● **Texto para revisar**:
◆ ◆ ◆ ◆ ◆ ◆ ◆

Combinación de baja intensidad
Paranoia fue uno de los tres grandes fracasos cinematográficos del año en los Estados Unidos y, por más que suene cruel, la verdad es que se lo merecía. Hay que hacer una esfuerzo de la memoria para recordar una película tan malograda en relación con su presupuesto, su casting e incluso su tema.
Todo lo que la historia prometía –nada menos que un thriller de espionaje tecnológico– se ve rápidamente reducido a un guion esquemático y a una cámara más preocupada en mostrar la bien cotizada anatomía de Liam Hemsworth (paga el precio de la entrada) que en transmitir en imágenes la tensión de las situaciones que vive su personaje.
Como no puede faltar en el actual Hollywood con conciencia social post crisis, Hemsworth interpreta a un joven inteligente y ambicioso, criado en un barrio popular de Nueva York por un padre viudo y trabajador que ahora está jubilado y padece un enfisema pulmonar. Su deseo por salir de esa vida gris es el instrumento que lo va a poner en el centro de la rivalidad entre dos grandes empresas de tecnología digital.

◆ ◆ ◆ ◆ ◆ ◆ ◆

● **Información extraída**:
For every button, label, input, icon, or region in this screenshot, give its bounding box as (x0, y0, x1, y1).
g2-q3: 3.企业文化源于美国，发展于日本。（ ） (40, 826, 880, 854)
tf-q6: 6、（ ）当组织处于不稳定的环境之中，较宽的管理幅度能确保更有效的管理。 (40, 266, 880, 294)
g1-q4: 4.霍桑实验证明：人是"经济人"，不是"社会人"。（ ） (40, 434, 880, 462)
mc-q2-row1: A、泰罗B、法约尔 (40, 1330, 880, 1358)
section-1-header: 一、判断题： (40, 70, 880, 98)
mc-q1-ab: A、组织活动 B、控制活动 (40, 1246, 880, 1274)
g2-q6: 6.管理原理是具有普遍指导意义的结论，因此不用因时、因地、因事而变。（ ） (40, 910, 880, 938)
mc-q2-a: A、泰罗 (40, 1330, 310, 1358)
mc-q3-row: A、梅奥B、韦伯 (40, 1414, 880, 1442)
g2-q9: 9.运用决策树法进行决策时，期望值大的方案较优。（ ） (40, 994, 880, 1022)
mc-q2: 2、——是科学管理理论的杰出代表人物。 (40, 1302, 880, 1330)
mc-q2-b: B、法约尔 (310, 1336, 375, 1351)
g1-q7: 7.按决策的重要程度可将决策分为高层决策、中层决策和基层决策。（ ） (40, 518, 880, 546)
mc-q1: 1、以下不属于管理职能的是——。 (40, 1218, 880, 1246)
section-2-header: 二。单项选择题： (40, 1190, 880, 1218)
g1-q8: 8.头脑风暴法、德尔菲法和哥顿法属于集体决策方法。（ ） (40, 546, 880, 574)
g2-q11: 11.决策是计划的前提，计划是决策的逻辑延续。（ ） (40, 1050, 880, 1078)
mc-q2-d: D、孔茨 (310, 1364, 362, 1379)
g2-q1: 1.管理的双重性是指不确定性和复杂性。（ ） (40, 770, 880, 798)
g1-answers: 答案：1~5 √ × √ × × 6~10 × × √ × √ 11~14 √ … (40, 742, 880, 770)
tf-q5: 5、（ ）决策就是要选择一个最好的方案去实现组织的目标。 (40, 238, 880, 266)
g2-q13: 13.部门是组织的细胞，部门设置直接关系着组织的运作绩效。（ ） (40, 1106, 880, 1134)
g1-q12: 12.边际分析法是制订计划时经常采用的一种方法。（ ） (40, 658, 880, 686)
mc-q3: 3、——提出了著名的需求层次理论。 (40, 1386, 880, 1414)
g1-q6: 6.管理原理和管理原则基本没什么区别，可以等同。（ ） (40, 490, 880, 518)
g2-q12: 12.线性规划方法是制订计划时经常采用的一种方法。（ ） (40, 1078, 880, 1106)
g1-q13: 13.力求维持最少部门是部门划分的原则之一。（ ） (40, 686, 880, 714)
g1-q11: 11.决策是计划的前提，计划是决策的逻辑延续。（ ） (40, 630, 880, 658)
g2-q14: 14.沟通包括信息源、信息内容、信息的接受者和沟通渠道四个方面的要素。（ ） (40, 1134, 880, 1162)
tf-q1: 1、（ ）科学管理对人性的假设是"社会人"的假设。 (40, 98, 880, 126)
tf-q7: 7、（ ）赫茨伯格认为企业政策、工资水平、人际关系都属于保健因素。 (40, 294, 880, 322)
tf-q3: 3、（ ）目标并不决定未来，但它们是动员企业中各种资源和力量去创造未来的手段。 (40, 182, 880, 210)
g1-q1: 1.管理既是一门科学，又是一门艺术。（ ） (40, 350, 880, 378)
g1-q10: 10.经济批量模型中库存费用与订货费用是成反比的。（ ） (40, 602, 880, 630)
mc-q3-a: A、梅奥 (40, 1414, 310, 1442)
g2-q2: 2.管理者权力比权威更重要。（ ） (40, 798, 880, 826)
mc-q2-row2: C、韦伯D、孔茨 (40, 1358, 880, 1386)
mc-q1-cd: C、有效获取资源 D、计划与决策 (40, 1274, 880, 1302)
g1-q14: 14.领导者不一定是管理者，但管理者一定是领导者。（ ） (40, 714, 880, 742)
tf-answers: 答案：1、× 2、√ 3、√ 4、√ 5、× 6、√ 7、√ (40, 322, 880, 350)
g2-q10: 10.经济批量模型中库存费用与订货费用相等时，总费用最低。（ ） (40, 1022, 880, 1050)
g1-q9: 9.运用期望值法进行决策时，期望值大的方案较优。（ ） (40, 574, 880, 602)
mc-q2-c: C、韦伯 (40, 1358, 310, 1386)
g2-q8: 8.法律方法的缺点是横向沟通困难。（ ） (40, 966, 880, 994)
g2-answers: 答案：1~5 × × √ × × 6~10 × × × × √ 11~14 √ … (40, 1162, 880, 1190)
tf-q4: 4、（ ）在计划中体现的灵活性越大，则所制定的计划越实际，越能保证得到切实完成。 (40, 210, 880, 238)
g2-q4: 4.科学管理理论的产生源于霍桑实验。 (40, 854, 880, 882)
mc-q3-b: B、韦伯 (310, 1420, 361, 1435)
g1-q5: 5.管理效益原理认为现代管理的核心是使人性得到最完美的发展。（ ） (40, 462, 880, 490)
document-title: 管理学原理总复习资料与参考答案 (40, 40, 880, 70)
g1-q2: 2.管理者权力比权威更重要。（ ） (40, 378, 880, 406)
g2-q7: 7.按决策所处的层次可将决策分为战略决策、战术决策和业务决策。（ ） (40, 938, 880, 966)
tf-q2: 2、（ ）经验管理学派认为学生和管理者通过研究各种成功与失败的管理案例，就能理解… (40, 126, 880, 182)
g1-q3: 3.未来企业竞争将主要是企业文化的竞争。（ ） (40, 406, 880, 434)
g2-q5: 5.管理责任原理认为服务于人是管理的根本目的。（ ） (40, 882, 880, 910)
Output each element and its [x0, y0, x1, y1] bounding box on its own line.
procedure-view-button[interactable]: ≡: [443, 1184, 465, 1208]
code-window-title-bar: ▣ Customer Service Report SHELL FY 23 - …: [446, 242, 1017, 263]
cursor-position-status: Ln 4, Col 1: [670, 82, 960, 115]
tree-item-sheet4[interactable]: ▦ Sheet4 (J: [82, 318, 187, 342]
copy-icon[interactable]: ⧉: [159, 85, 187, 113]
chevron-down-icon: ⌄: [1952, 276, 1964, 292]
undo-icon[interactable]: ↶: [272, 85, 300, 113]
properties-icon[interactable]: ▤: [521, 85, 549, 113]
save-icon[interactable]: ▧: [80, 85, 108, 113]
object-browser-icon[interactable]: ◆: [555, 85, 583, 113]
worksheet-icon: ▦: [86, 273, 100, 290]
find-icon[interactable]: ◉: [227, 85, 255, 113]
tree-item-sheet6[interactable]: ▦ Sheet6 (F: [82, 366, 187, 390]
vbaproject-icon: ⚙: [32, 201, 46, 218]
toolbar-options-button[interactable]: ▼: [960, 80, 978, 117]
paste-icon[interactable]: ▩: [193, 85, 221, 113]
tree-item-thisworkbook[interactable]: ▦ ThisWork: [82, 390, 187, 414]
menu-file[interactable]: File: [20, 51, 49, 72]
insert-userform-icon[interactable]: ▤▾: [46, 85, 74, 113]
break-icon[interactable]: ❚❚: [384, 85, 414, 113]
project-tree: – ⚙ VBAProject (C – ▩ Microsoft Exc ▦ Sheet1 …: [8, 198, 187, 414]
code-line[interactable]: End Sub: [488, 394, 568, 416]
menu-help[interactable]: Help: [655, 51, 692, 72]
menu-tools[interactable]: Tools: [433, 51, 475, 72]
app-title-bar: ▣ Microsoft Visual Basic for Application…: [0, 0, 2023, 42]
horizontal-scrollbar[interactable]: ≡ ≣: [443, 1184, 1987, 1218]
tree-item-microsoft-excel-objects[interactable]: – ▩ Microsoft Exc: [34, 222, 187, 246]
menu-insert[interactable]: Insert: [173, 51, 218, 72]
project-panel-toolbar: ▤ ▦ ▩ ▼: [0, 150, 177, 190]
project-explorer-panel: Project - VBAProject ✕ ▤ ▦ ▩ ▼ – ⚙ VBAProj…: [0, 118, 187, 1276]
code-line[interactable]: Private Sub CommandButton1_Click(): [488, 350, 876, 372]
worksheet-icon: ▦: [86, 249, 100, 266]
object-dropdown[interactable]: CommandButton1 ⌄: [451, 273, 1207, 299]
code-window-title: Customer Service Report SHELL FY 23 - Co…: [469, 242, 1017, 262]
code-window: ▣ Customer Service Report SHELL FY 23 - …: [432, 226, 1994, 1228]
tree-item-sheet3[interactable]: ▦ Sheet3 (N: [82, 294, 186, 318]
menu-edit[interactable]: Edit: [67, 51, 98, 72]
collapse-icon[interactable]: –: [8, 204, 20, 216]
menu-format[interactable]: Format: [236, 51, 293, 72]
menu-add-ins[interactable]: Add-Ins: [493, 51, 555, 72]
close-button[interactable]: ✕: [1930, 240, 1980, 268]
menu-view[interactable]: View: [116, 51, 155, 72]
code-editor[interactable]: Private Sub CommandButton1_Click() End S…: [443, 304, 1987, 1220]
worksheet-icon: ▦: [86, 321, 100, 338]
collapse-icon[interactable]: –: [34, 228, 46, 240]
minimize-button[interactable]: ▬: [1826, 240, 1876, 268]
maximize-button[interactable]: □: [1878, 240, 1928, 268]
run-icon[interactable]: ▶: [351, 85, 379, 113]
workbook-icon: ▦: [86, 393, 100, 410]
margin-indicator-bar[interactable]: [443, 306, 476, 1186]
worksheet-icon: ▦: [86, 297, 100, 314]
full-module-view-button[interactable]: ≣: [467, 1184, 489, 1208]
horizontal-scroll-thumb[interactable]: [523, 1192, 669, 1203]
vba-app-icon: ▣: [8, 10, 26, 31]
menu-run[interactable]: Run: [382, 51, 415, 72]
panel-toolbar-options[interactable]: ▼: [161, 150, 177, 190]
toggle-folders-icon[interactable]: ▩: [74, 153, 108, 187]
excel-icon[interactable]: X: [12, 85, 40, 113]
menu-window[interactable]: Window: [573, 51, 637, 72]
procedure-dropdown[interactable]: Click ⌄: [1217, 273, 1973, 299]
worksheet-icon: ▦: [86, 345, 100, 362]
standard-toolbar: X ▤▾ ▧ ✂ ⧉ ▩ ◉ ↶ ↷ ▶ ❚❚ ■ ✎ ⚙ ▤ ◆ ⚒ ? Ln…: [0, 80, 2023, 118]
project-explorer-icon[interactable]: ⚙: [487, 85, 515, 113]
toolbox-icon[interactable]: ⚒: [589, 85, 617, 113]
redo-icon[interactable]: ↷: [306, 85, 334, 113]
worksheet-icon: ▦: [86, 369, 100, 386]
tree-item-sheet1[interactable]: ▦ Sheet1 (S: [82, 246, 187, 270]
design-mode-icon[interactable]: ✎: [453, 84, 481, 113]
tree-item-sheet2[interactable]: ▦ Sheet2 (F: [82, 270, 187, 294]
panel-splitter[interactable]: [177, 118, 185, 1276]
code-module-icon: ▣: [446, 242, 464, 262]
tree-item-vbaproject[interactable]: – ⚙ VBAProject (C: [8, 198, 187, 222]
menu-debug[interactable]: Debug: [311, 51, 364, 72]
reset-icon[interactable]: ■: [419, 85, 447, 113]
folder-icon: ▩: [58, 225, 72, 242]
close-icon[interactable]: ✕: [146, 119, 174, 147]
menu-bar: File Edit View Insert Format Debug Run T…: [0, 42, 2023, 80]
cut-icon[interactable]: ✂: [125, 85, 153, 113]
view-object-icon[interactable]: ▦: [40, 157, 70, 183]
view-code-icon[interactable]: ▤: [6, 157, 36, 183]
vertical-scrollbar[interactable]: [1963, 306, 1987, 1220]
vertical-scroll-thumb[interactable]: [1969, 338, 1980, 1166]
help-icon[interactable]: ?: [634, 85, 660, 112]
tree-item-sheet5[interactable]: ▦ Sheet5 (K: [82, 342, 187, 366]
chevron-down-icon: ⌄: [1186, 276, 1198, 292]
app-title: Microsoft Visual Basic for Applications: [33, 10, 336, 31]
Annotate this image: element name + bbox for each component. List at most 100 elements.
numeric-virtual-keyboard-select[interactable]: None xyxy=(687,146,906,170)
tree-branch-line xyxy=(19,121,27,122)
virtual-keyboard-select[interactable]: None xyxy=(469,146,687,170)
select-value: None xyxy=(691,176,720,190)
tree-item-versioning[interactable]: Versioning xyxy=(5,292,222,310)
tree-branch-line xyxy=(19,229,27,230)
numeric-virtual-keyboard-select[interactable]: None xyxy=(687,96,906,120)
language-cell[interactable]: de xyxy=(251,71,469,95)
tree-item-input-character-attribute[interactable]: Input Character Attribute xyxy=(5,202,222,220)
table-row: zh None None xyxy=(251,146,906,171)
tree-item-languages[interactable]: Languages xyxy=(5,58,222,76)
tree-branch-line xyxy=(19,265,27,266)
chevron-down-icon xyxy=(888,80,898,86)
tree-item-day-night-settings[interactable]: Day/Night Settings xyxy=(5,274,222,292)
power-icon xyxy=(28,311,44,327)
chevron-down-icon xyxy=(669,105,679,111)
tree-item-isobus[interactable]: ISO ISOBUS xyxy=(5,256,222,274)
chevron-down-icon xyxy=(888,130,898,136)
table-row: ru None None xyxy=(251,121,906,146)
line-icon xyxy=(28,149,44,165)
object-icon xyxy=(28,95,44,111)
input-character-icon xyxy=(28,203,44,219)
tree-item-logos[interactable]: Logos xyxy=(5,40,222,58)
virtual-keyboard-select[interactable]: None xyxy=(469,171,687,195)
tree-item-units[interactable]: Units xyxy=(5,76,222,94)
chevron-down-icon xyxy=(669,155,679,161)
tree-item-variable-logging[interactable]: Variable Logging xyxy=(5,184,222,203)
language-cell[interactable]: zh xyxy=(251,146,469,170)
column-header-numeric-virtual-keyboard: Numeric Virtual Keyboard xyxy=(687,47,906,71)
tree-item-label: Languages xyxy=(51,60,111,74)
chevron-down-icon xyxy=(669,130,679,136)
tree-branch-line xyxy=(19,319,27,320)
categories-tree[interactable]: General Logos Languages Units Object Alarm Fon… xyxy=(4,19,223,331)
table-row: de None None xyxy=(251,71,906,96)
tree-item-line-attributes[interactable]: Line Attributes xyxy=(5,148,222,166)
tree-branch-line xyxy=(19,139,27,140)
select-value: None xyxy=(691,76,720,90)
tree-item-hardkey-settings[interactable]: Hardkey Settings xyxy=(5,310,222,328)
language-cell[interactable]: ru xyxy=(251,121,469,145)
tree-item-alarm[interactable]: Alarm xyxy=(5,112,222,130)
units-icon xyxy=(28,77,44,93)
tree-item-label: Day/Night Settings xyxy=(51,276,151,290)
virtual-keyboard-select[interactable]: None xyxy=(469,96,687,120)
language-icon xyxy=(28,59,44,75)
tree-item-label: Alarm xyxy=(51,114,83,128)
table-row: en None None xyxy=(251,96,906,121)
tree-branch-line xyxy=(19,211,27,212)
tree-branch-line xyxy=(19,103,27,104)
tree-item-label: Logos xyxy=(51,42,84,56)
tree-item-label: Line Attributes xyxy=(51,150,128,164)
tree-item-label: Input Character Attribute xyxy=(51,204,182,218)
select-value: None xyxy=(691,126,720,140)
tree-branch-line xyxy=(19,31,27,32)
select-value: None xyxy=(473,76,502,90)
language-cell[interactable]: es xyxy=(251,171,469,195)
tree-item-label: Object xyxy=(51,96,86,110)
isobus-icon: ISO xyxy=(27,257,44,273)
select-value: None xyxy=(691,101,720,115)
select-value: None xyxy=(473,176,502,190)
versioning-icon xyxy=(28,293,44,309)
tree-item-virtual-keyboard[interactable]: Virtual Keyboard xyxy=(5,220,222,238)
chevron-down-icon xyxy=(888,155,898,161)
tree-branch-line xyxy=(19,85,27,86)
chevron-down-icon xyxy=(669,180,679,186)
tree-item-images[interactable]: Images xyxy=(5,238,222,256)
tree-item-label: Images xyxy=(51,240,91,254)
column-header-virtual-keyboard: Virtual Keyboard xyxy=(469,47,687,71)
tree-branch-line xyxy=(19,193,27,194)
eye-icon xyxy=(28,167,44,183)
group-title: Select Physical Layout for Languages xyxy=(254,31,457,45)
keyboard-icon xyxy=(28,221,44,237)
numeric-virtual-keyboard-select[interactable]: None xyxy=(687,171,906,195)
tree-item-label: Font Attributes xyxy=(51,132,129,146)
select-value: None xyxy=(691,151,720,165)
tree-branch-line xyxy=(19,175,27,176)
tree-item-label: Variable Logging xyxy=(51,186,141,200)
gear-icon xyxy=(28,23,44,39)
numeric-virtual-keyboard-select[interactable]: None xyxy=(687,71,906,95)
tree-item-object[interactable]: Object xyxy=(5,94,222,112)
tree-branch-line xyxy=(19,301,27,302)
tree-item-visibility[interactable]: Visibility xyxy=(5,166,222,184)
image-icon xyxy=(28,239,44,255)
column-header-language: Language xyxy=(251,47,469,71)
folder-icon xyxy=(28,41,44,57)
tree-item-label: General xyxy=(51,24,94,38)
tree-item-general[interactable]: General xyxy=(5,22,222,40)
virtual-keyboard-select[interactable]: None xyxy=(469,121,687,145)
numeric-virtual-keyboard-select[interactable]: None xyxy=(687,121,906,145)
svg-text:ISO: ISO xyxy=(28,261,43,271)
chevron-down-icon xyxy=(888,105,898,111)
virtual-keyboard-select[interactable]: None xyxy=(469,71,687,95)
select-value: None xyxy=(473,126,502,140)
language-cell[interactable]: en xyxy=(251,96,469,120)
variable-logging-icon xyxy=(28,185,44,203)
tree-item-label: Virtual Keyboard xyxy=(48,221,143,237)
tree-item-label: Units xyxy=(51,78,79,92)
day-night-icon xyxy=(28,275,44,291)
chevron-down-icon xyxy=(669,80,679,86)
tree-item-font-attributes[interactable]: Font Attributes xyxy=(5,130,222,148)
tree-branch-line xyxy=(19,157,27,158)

◆ ◆ ◆ ◆ ◆ ◆ ◆

● **Ejercicios**:
(a) En una a tres oraciones, explica por qué, según la reseña de Paranoia, la película no cumple lo que prometía su historia.
(b) Copia de la reseña de Paranoia el tramo que va desde "Todo lo que" hasta "vive su personaje.".
(c) Prosigue la reseña de Paranoia desde donde se detiene.

● **Respuestas del ejercicio**:
(a) La historia prometía un thriller de espionaje tecnológico, pero pronto queda reducida a un guion esquemático. Además, la cámara se preocupa más por mostrar la anatomía de Liam Hemsworth que por transmitir en imágenes la tensión de lo que vive su personaje.

(b)
Todo lo que la historia prometía –nada menos que un thriller de espionaje tecnológico– se ve rápidamente reducido a un guion esquemático y a una cámara más preocupada en mostrar la bien cotizada anatomía de Liam Hemsworth (paga el precio de la entrada) que en transmitir en imágenes la tensión de las situaciones que vive su personaje.

(c)
En ese punto, vale afirmar no sin ironía que lo mejor que tiene Paranoia es lo que la película no muestra: la rivalidad entre los dueños de ambas empresas, encarnados por Gary Oldman y Harrison Ford. Los pocos momentos en que se les permite compartir escena, ambos irradian una electricidad demasiado obvia, hecha de muecas y gestos que parece subrayados con resaltador, pero a la vez basta con sus presencias para hacerse una idea de lo que podría haberse sido Paranoia con un guion menos básico y un director más osado.
Y más allá de este flagrante pecado de simplificación, también hay un problema de ritmo, que prácticamente divide a la película en dos partes: una primera que se demora unos 50 minutos en plantear el problema y una segunda en la que la acción se acelera sin alcanzar nunca la intensidad de un thriller ni la densidad de un drama moral.